→ To do
Present the data once more in exactly its original form.

--- BEGIN ---

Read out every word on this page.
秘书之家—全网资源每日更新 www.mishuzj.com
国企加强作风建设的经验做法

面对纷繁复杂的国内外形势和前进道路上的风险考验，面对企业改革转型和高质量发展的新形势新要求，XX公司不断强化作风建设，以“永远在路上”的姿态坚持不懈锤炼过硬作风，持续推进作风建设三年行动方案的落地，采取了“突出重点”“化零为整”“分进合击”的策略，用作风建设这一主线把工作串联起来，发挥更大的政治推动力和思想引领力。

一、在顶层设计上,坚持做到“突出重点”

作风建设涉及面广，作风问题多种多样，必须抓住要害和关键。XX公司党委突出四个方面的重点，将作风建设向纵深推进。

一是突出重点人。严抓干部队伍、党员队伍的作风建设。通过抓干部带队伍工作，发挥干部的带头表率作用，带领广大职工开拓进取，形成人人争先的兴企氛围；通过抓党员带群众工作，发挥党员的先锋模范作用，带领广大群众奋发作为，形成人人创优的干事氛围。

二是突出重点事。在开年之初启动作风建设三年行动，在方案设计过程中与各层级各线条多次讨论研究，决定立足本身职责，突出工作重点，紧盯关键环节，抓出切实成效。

--- END ---

→ Problem solution
Read out every word on this page.
秘书之家—全网资源每日更新 www.mishuzj.com
国企加强作风建设的经验做法

面对纷繁复杂的国内外形势和前进道路上的风险考验，面对企业改革转型和高质量发展的新形势新要求，XX公司不断强化作风建设，以“永远在路上”的姿态坚持不懈锤炼过硬作风，持续推进作风建设三年行动方案的落地，采取了“突出重点”“化零为整”“分进合击”的策略，用作风建设这一主线把工作串联起来，发挥更大的政治推动力和思想引领力。

一、在顶层设计上,坚持做到“突出重点”

作风建设涉及面广，作风问题多种多样，必须抓住要害和关键。XX公司党委突出四个方面的重点，将作风建设向纵深推进。

一是突出重点人。严抓干部队伍、党员队伍的作风建设。通过抓干部带队伍工作，发挥干部的带头表率作用，带领广大职工开拓进取，形成人人争先的兴企氛围；通过抓党员带群众工作，发挥党员的先锋模范作用，带领广大群众奋发作为，形成人人创优的干事氛围。

二是突出重点事。在开年之初启动作风建设三年行动，在方案设计过程中与各层级各线条多次讨论研究，决定立足本身职责，突出工作重点，紧盯关键环节，抓出切实成效。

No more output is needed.